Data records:
**********

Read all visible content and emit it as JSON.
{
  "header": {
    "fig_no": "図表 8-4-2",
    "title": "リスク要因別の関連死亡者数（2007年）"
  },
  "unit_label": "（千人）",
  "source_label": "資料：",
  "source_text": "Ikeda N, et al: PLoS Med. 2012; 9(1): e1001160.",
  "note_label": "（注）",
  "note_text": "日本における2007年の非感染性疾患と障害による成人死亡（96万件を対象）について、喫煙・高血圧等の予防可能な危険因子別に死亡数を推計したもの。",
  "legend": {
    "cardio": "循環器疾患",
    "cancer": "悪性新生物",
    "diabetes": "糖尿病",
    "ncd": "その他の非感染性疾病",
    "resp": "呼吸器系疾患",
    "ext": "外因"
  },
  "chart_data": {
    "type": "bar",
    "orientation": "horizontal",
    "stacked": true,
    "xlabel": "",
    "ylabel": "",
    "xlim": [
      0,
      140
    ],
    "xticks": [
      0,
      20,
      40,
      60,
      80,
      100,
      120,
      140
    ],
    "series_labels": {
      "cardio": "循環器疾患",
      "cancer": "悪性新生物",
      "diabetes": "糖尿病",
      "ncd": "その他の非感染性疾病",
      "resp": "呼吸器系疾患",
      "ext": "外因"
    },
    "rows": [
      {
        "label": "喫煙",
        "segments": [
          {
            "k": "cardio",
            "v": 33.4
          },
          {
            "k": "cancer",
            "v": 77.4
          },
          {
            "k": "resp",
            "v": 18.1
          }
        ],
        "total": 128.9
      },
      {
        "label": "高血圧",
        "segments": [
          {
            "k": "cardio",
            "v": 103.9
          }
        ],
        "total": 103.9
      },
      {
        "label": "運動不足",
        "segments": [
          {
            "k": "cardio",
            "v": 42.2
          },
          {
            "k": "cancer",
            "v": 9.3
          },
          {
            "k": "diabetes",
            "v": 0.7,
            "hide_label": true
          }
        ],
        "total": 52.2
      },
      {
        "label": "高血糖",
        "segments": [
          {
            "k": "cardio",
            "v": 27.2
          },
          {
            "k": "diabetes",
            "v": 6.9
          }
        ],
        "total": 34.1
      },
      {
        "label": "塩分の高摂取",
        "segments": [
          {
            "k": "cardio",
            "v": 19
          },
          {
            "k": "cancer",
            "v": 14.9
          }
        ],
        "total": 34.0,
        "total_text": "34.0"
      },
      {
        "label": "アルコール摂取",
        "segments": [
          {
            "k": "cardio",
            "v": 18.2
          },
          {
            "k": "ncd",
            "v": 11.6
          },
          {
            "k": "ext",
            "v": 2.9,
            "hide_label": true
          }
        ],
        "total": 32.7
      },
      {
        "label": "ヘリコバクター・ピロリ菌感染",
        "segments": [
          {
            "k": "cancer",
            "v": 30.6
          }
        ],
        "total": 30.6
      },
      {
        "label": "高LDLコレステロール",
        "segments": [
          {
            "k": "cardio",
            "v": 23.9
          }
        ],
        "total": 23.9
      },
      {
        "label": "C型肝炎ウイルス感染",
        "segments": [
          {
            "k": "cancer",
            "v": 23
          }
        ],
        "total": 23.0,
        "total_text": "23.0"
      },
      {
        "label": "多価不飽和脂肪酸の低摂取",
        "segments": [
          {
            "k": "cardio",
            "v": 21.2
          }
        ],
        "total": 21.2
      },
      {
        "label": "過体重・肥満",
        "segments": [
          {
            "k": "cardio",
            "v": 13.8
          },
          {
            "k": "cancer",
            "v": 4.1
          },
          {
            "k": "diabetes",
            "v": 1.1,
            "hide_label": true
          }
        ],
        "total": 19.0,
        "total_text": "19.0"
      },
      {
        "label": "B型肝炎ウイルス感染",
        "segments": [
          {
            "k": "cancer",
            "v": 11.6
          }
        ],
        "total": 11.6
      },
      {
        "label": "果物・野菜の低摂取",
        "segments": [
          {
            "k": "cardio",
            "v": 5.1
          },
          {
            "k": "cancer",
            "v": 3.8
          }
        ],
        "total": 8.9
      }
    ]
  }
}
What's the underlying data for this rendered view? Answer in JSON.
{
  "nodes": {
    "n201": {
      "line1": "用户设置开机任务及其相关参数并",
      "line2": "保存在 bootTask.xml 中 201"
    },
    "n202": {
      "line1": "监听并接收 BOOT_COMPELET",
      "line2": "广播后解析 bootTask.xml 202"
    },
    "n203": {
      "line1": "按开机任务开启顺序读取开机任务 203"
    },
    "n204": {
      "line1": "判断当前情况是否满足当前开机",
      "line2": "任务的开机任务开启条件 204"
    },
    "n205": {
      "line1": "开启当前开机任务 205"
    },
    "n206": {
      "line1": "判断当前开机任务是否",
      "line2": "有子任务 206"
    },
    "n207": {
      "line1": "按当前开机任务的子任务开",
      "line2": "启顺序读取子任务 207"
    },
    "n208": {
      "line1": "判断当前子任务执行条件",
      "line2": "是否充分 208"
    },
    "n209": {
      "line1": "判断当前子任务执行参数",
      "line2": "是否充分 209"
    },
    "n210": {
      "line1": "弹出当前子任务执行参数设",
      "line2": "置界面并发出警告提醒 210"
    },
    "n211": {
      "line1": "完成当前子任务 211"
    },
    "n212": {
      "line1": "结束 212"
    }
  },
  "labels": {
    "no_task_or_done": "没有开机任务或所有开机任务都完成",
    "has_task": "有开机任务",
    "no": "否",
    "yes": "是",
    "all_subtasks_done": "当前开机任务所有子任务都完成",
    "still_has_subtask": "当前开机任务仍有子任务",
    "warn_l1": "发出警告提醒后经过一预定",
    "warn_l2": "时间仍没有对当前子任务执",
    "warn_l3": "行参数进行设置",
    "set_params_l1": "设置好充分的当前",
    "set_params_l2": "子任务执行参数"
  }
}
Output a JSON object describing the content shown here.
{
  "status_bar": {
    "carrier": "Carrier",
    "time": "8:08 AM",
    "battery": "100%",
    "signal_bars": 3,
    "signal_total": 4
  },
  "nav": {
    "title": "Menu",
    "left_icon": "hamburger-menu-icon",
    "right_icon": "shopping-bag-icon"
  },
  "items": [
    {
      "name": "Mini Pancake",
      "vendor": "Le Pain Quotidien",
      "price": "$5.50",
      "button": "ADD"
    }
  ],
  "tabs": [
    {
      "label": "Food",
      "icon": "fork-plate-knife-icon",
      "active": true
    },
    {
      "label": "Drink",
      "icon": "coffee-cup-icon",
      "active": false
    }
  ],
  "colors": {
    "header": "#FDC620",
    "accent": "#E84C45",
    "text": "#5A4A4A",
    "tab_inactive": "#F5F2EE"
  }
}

**********

[Exercise brief]: Reproduce only the lines between the line containing "Output a JSON" and the last line of the records, those two lines included, exactly.

[Final result]:
Output a JSON object describing the content shown here.
{
  "status_bar": {
    "carrier": "Carrier",
    "time": "8:08 AM",
    "battery": "100%",
    "signal_bars": 3,
    "signal_total": 4
  },
  "nav": {
    "title": "Menu",
    "left_icon": "hamburger-menu-icon",
    "right_icon": "shopping-bag-icon"
  },
  "items": [
    {
      "name": "Mini Pancake",
      "vendor": "Le Pain Quotidien",
      "price": "$5.50",
      "button": "ADD"
    }
  ],
  "tabs": [
    {
      "label": "Food",
      "icon": "fork-plate-knife-icon",
      "active": true
    },
    {
      "label": "Drink",
      "icon": "coffee-cup-icon",
      "active": false
    }
  ],
  "colors": {
    "header": "#FDC620",
    "accent": "#E84C45",
    "text": "#5A4A4A",
    "tab_inactive": "#F5F2EE"
  }
}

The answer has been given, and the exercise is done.